Available records =>
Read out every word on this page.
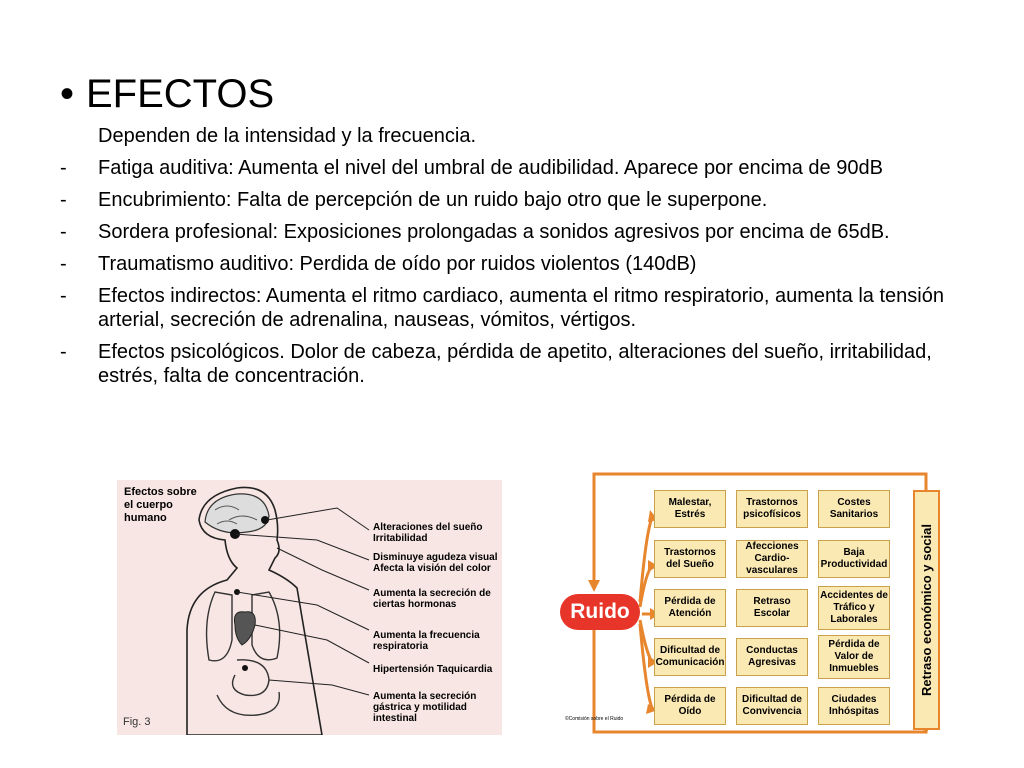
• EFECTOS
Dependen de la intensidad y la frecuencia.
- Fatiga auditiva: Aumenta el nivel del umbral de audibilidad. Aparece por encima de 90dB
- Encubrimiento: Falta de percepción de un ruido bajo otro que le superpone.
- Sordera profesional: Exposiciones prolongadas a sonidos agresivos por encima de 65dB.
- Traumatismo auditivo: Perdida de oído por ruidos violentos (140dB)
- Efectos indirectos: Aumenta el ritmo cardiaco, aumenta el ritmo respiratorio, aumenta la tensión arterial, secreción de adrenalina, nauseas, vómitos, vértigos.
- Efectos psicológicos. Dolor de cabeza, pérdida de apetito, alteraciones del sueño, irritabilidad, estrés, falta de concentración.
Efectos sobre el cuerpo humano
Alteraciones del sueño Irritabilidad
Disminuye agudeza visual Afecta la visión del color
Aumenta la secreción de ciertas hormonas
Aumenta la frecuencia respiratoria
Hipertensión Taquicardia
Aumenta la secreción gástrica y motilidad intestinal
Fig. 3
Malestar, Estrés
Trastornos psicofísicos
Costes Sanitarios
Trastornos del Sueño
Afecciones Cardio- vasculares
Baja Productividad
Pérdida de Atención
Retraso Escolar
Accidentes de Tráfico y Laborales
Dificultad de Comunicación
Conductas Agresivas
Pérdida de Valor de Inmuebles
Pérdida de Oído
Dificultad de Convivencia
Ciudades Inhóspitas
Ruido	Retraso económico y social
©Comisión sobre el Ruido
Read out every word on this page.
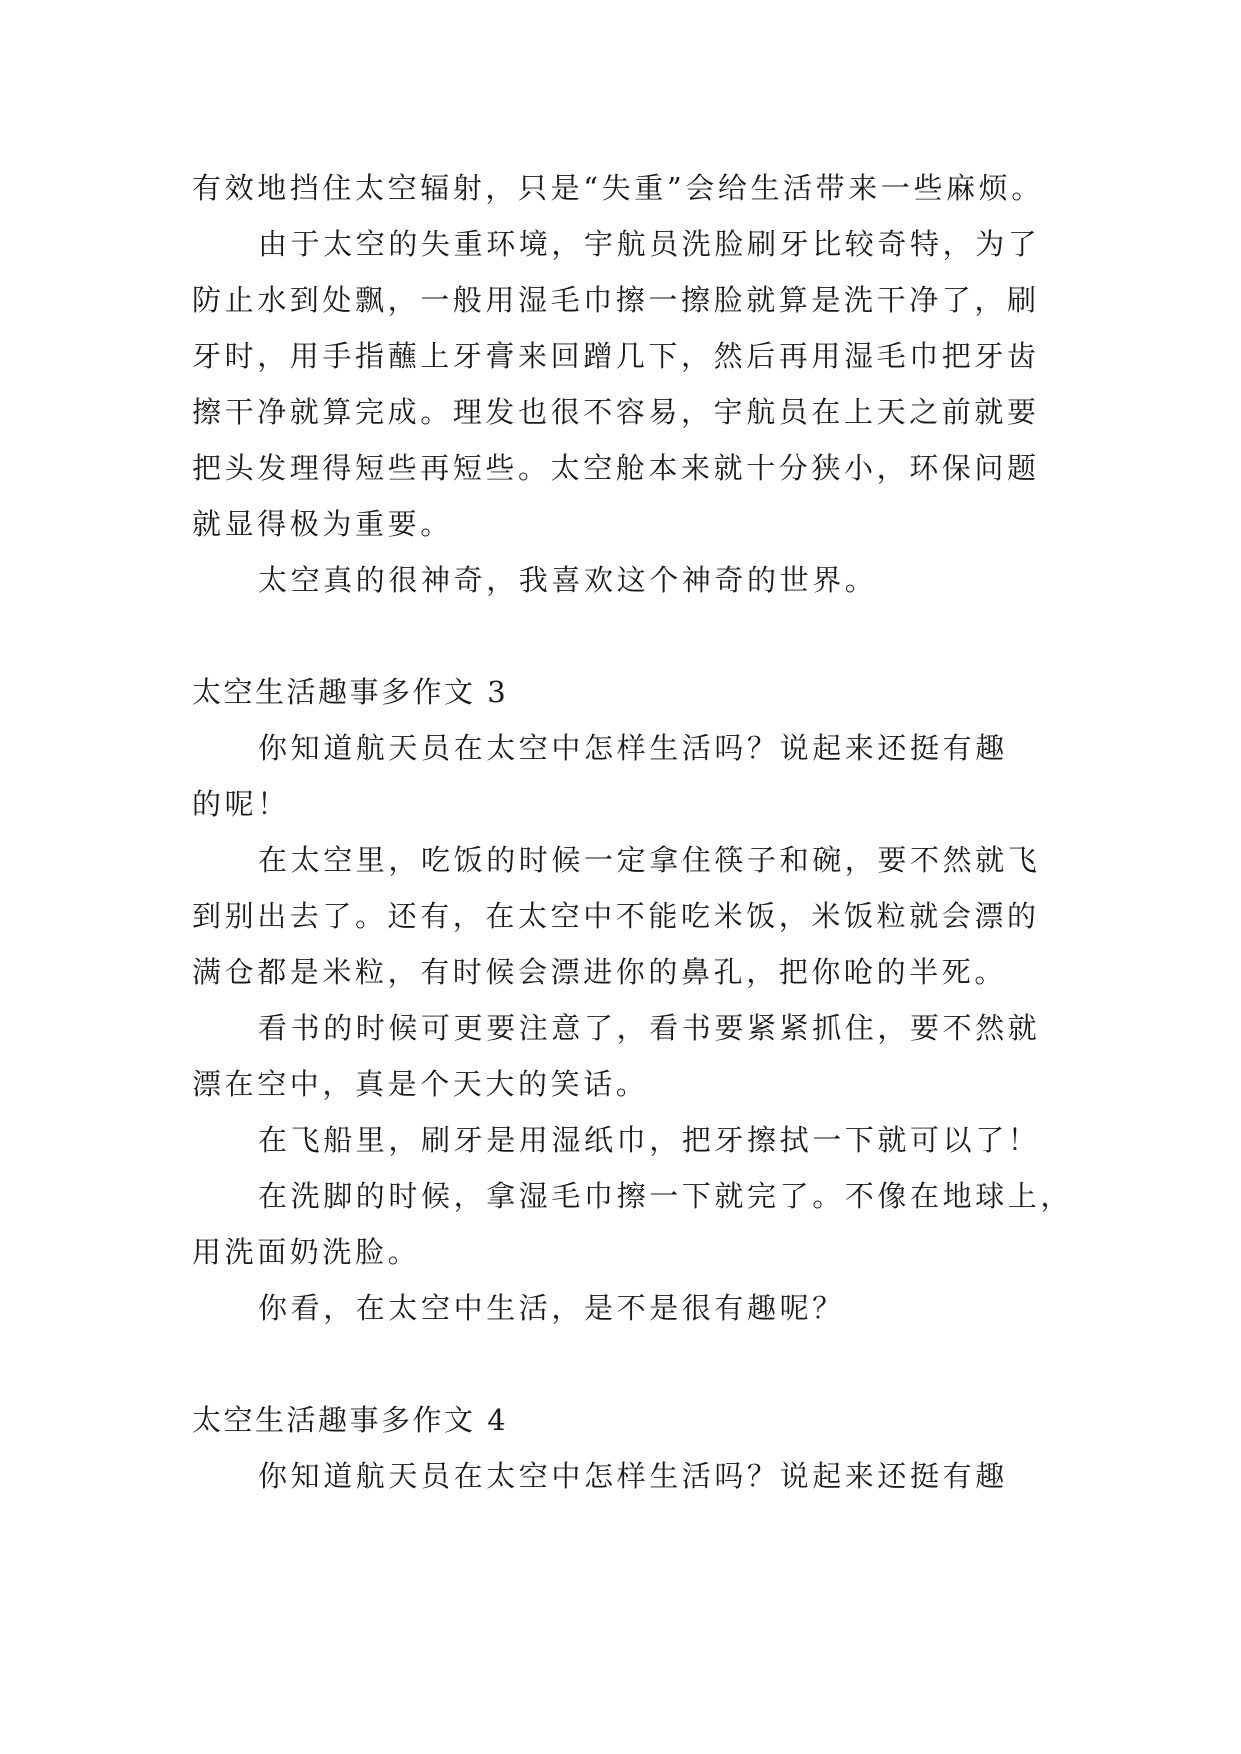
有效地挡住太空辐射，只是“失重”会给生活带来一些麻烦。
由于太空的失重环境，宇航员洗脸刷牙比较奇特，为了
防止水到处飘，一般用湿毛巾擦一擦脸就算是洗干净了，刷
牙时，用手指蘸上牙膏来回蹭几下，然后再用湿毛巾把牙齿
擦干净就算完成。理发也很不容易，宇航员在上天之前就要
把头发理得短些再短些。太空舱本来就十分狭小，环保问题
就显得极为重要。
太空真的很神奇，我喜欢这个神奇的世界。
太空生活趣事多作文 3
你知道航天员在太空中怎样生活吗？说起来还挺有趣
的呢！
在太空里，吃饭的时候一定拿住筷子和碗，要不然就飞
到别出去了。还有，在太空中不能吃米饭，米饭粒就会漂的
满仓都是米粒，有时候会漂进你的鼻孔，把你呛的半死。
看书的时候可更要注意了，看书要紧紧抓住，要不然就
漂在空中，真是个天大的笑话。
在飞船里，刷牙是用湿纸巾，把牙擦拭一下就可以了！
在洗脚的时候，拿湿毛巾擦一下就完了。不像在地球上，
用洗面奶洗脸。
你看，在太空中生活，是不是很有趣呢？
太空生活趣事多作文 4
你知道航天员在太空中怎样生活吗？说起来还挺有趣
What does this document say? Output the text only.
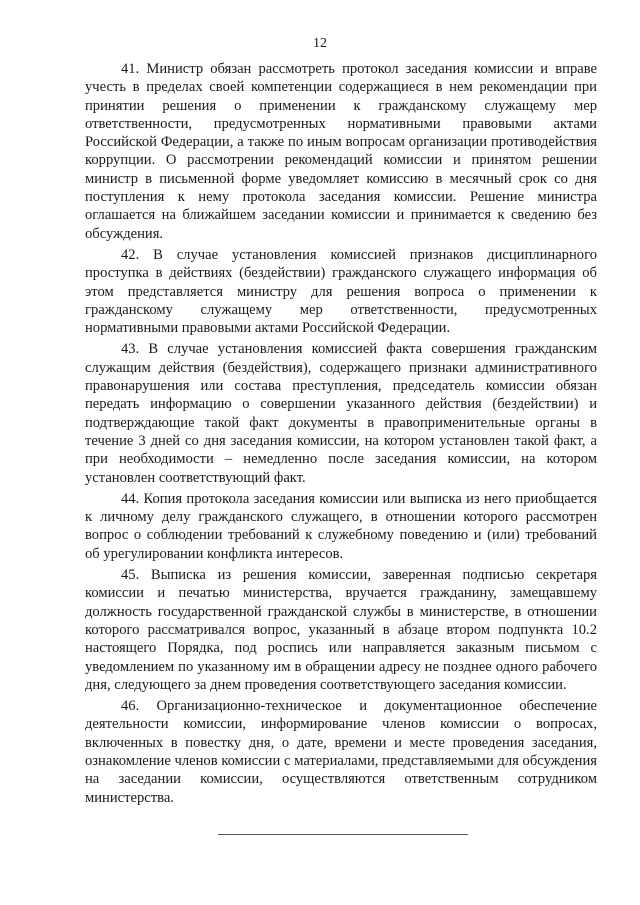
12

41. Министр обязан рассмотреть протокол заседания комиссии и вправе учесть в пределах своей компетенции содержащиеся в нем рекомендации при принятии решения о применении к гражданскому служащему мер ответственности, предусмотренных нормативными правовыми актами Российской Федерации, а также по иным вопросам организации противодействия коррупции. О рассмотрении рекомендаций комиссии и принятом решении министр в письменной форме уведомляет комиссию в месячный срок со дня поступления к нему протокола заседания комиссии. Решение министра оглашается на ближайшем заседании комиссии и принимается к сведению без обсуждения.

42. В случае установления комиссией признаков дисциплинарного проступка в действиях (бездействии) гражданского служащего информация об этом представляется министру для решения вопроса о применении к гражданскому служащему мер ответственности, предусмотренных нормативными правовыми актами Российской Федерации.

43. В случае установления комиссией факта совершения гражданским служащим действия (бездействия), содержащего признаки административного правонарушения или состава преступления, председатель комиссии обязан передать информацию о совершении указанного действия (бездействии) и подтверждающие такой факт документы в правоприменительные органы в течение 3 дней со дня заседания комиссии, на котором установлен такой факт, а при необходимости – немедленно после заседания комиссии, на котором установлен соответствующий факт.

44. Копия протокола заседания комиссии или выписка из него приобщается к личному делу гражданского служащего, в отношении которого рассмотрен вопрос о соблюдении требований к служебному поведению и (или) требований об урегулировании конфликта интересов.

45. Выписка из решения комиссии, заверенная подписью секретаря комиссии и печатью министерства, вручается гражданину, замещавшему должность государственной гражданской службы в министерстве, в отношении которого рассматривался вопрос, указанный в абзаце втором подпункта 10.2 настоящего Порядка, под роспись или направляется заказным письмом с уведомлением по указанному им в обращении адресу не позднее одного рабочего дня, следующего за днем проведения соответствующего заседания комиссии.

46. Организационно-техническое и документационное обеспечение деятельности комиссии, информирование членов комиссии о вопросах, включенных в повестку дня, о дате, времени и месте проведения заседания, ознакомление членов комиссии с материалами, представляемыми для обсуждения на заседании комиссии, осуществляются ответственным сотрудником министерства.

Written instruction => Return the full material word for word. Do not include the pictures.

Solution to this task =>
Read out every word on this page.
• EFECTOS
Dependen de la intensidad y la frecuencia.
- Fatiga auditiva: Aumenta el nivel del umbral de audibilidad. Aparece por encima de 90dB
- Encubrimiento: Falta de percepción de un ruido bajo otro que le superpone.
- Sordera profesional: Exposiciones prolongadas a sonidos agresivos por encima de 65dB.
- Traumatismo auditivo: Perdida de oído por ruidos violentos (140dB)
- Efectos indirectos: Aumenta el ritmo cardiaco, aumenta el ritmo respiratorio, aumenta la tensión arterial, secreción de adrenalina, nauseas, vómitos, vértigos.
- Efectos psicológicos. Dolor de cabeza, pérdida de apetito, alteraciones del sueño, irritabilidad, estrés, falta de concentración.
Efectos sobre el cuerpo humano
Alteraciones del sueño Irritabilidad
Disminuye agudeza visual Afecta la visión del color
Aumenta la secreción de ciertas hormonas
Aumenta la frecuencia respiratoria
Hipertensión Taquicardia
Aumenta la secreción gástrica y motilidad intestinal
Fig. 3
Malestar, Estrés
Trastornos psicofísicos
Costes Sanitarios
Trastornos del Sueño
Afecciones Cardio- vasculares
Baja Productividad
Pérdida de Atención
Retraso Escolar
Accidentes de Tráfico y Laborales
Dificultad de Comunicación
Conductas Agresivas
Pérdida de Valor de Inmuebles
Pérdida de Oído
Dificultad de Convivencia
Ciudades Inhóspitas
Ruido	Retraso económico y social
©Comisión sobre el Ruido
Read out every word on this page.
有效地挡住太空辐射，只是“失重”会给生活带来一些麻烦。
由于太空的失重环境，宇航员洗脸刷牙比较奇特，为了
防止水到处飘，一般用湿毛巾擦一擦脸就算是洗干净了，刷
牙时，用手指蘸上牙膏来回蹭几下，然后再用湿毛巾把牙齿
擦干净就算完成。理发也很不容易，宇航员在上天之前就要
把头发理得短些再短些。太空舱本来就十分狭小，环保问题
就显得极为重要。
太空真的很神奇，我喜欢这个神奇的世界。
太空生活趣事多作文 3
你知道航天员在太空中怎样生活吗？说起来还挺有趣
的呢！
在太空里，吃饭的时候一定拿住筷子和碗，要不然就飞
到别出去了。还有，在太空中不能吃米饭，米饭粒就会漂的
满仓都是米粒，有时候会漂进你的鼻孔，把你呛的半死。
看书的时候可更要注意了，看书要紧紧抓住，要不然就
漂在空中，真是个天大的笑话。
在飞船里，刷牙是用湿纸巾，把牙擦拭一下就可以了！
在洗脚的时候，拿湿毛巾擦一下就完了。不像在地球上，
用洗面奶洗脸。
你看，在太空中生活，是不是很有趣呢？
太空生活趣事多作文 4
你知道航天员在太空中怎样生活吗？说起来还挺有趣
What does this document say? Output the text only.
12

41. Министр обязан рассмотреть протокол заседания комиссии и вправе учесть в пределах своей компетенции содержащиеся в нем рекомендации при принятии решения о применении к гражданскому служащему мер ответственности, предусмотренных нормативными правовыми актами Российской Федерации, а также по иным вопросам организации противодействия коррупции. О рассмотрении рекомендаций комиссии и принятом решении министр в письменной форме уведомляет комиссию в месячный срок со дня поступления к нему протокола заседания комиссии. Решение министра оглашается на ближайшем заседании комиссии и принимается к сведению без обсуждения.

42. В случае установления комиссией признаков дисциплинарного проступка в действиях (бездействии) гражданского служащего информация об этом представляется министру для решения вопроса о применении к гражданскому служащему мер ответственности, предусмотренных нормативными правовыми актами Российской Федерации.

43. В случае установления комиссией факта совершения гражданским служащим действия (бездействия), содержащего признаки административного правонарушения или состава преступления, председатель комиссии обязан передать информацию о совершении указанного действия (бездействии) и подтверждающие такой факт документы в правоприменительные органы в течение 3 дней со дня заседания комиссии, на котором установлен такой факт, а при необходимости – немедленно после заседания комиссии, на котором установлен соответствующий факт.

44. Копия протокола заседания комиссии или выписка из него приобщается к личному делу гражданского служащего, в отношении которого рассмотрен вопрос о соблюдении требований к служебному поведению и (или) требований об урегулировании конфликта интересов.

45. Выписка из решения комиссии, заверенная подписью секретаря комиссии и печатью министерства, вручается гражданину, замещавшему должность государственной гражданской службы в министерстве, в отношении которого рассматривался вопрос, указанный в абзаце втором подпункта 10.2 настоящего Порядка, под роспись или направляется заказным письмом с уведомлением по указанному им в обращении адресу не позднее одного рабочего дня, следующего за днем проведения соответствующего заседания комиссии.

46. Организационно-техническое и документационное обеспечение деятельности комиссии, информирование членов комиссии о вопросах, включенных в повестку дня, о дате, времени и месте проведения заседания, ознакомление членов комиссии с материалами, представляемыми для обсуждения на заседании комиссии, осуществляются ответственным сотрудником министерства.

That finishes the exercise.